*WORK TO DO*: Copy out the entries exactly, from the first line to the last.

*GIVEN RECORDS*:

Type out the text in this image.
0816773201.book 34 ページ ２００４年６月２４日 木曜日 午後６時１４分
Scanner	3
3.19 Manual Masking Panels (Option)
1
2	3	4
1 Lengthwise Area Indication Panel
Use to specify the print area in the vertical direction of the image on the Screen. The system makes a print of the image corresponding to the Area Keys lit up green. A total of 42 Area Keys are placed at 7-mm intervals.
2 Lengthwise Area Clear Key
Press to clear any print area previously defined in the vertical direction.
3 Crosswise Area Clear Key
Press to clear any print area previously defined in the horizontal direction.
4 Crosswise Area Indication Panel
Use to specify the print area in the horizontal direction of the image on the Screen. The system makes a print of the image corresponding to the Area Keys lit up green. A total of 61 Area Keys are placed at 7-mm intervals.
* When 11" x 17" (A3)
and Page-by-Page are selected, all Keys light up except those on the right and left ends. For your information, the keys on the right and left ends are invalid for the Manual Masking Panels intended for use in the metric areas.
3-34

*EXERCISE RESPONSE*:
Type out the text in this image.
0816773201.book 34 ページ ２００４年６月２４日 木曜日 午後６時１４分
Scanner	3
3.19 Manual Masking Panels (Option)
1
2	3	4
1 Lengthwise Area Indication Panel
Use to specify the print area in the vertical direction of the image on the Screen. The system makes a print of the image corresponding to the Area Keys lit up green. A total of 42 Area Keys are placed at 7-mm intervals.
2 Lengthwise Area Clear Key
Press to clear any print area previously defined in the vertical direction.
3 Crosswise Area Clear Key
Press to clear any print area previously defined in the horizontal direction.
4 Crosswise Area Indication Panel
Use to specify the print area in the horizontal direction of the image on the Screen. The system makes a print of the image corresponding to the Area Keys lit up green. A total of 61 Area Keys are placed at 7-mm intervals.
* When 11" x 17" (A3)
and Page-by-Page are selected, all Keys light up except those on the right and left ends. For your information, the keys on the right and left ends are invalid for the Manual Masking Panels intended for use in the metric areas.
3-34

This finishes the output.